### LISTED RECORDS
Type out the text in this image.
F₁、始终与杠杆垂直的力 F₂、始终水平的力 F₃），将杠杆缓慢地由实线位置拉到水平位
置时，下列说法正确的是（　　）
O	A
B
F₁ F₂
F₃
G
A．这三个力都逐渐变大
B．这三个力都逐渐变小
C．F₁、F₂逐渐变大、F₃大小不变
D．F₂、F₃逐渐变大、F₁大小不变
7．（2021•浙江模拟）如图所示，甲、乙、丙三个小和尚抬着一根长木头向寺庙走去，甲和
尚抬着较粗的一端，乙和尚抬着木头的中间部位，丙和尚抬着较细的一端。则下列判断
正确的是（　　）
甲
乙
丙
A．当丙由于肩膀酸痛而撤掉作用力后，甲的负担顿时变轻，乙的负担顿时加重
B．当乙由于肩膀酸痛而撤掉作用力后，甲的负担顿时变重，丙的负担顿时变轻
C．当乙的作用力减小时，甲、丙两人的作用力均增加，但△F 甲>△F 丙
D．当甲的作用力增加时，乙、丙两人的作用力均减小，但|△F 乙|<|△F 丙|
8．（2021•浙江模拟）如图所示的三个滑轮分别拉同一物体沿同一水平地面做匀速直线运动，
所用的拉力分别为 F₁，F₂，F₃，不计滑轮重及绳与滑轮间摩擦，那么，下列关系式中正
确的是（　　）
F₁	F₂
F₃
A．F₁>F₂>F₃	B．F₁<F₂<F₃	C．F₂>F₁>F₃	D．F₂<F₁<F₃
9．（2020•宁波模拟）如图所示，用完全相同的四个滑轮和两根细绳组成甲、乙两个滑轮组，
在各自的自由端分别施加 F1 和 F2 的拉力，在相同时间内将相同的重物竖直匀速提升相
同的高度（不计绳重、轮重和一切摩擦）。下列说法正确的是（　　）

### PROBLEM REQUIREMENTS
Provide only the count of lines in the material above that hold the word "浙江模拟".

### PROBLEM SOLUTION
2